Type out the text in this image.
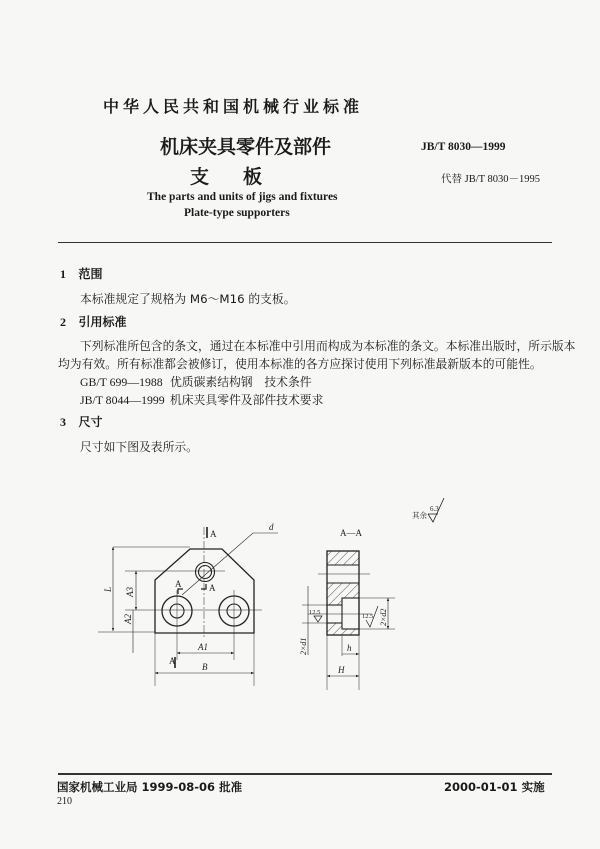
中华人民共和国机械行业标准
机床夹具零件及部件
支板
The parts and units of jigs and fixtures
Plate-type supporters
JB/T 8030—1999
代替 JB/T 8030－1995
1 范围
本标准规定了规格为 M6～M16 的支板。
2 引用标准
下列标准所包含的条文，通过在本标准中引用而构成为本标准的条文。本标准出版时，所示版本
均为有效。所有标准都会被修订，使用本标准的各方应探讨使用下列标准最新版本的可能性。
GB/T 699—1988 优质碳素结构钢　技术条件
JB/T 8044—1999 机床夹具零件及部件技术要求
3 尺寸
尺寸如下图及表所示。
d
A
A
A	A
L A3
A2
A1
B
A—A
2×d1
2×d2
h
H
12.5
12.5
其余
6.3
国家机械工业局 1999-08-06 批准	2000-01-01 实施
210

---+---

**Your task**
Reproduce the full listing above verbatim, with no pictures included.

**The solution**
Type out the text in this image.
中华人民共和国机械行业标准
机床夹具零件及部件
支板
The parts and units of jigs and fixtures
Plate-type supporters
JB/T 8030—1999
代替 JB/T 8030－1995
1 范围
本标准规定了规格为 M6～M16 的支板。
2 引用标准
下列标准所包含的条文，通过在本标准中引用而构成为本标准的条文。本标准出版时，所示版本
均为有效。所有标准都会被修订，使用本标准的各方应探讨使用下列标准最新版本的可能性。
GB/T 699—1988 优质碳素结构钢　技术条件
JB/T 8044—1999 机床夹具零件及部件技术要求
3 尺寸
尺寸如下图及表所示。
d
A
A
A	A
L A3
A2
A1
B
A—A
2×d1
2×d2
h
H
12.5
12.5
其余
6.3
国家机械工业局 1999-08-06 批准	2000-01-01 实施
210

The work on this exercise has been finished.